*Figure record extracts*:

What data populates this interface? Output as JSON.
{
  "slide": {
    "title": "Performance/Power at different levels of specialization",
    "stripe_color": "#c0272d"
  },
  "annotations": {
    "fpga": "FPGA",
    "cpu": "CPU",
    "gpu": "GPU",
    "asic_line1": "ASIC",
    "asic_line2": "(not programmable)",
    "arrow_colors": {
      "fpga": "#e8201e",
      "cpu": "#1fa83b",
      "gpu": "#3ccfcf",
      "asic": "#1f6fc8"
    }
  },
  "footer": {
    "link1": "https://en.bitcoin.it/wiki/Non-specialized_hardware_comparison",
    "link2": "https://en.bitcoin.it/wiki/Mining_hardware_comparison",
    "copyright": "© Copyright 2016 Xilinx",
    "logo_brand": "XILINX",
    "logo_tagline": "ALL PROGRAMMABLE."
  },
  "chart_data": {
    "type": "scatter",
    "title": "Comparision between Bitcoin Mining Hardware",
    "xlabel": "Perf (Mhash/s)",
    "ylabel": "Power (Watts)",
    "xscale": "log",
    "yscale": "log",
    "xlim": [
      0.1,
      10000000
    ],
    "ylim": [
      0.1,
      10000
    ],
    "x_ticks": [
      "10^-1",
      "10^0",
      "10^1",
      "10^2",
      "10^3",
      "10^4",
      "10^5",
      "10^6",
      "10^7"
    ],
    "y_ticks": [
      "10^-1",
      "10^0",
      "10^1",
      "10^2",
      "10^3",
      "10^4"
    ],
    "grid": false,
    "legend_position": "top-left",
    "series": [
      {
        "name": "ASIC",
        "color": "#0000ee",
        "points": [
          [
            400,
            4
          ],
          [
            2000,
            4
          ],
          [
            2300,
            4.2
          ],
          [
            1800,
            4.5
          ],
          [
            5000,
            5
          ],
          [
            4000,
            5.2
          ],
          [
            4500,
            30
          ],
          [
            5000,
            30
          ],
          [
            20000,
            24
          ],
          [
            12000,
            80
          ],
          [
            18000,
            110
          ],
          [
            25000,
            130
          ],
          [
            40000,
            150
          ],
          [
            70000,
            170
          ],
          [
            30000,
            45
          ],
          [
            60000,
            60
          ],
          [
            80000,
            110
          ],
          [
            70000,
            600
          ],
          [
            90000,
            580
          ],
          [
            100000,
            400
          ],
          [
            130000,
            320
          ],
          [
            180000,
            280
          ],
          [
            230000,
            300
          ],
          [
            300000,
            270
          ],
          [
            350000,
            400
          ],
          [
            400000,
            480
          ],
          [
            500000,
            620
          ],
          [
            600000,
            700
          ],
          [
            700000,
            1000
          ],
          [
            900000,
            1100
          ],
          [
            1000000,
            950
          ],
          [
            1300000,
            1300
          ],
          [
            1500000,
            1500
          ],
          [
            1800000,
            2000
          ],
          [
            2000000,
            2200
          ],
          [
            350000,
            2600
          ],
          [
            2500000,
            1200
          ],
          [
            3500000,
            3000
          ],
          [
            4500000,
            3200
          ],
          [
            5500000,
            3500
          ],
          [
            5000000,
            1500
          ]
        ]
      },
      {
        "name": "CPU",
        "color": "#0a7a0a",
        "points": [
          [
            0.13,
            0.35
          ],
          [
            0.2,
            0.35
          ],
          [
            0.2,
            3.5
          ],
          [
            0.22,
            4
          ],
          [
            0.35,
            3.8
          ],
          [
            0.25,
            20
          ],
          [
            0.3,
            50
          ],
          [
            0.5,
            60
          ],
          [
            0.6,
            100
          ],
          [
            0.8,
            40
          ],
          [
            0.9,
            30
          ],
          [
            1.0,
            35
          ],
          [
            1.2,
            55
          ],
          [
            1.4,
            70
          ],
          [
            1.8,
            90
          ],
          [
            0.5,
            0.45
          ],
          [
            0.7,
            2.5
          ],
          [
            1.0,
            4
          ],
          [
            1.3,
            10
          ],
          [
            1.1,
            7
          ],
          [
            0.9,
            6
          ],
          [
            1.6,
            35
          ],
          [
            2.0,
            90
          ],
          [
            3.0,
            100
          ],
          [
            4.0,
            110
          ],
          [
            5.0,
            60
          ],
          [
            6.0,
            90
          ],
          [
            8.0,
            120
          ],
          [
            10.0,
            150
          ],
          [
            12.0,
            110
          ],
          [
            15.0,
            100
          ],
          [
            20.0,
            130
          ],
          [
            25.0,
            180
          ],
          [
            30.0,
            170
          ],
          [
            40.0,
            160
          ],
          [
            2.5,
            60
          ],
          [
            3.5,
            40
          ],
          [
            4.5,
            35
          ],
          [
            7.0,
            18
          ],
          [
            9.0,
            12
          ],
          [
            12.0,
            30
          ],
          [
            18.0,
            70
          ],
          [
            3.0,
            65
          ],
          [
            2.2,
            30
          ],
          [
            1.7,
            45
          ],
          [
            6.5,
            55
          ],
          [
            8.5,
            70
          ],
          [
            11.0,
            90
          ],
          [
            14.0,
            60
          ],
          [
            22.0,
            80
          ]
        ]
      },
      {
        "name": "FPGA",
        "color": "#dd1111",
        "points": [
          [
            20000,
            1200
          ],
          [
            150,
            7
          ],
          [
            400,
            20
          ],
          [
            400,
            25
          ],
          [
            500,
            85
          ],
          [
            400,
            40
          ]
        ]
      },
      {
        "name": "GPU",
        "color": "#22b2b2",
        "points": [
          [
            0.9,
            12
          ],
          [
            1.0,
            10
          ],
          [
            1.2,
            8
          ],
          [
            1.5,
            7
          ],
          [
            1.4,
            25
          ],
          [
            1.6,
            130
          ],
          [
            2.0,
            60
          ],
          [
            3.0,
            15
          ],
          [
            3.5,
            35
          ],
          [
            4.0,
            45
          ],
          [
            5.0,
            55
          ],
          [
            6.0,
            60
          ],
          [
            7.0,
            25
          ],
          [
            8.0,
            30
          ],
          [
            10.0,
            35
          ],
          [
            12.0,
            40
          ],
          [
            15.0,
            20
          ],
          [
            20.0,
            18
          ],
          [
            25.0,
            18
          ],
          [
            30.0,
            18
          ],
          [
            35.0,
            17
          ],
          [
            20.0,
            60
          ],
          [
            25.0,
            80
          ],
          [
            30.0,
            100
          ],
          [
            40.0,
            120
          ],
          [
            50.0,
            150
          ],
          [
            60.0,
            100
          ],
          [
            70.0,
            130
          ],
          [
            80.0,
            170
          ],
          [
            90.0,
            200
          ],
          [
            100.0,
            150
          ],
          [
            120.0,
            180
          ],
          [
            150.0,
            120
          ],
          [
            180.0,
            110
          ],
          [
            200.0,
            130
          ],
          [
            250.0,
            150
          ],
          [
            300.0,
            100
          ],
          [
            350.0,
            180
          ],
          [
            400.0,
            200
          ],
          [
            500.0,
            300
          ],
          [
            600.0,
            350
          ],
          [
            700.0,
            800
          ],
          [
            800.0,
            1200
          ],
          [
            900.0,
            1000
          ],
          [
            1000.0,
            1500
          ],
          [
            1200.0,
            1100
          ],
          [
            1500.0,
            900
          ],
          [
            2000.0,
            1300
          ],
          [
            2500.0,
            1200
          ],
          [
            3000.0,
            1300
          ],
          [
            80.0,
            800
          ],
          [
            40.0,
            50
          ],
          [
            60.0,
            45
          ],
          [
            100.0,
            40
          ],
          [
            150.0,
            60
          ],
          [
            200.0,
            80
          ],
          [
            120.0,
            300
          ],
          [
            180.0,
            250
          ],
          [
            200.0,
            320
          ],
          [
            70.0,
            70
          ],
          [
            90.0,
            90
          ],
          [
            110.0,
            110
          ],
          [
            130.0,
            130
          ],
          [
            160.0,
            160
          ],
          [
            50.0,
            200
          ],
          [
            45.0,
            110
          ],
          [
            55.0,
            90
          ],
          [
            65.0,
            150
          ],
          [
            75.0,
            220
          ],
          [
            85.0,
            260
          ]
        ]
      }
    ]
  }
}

*Exercise directions*: Take every line containing the word "Power" and copy it.

*Final result*:
    "title": "Performance/Power at different levels of specialization",
    "ylabel": "Power (Watts)",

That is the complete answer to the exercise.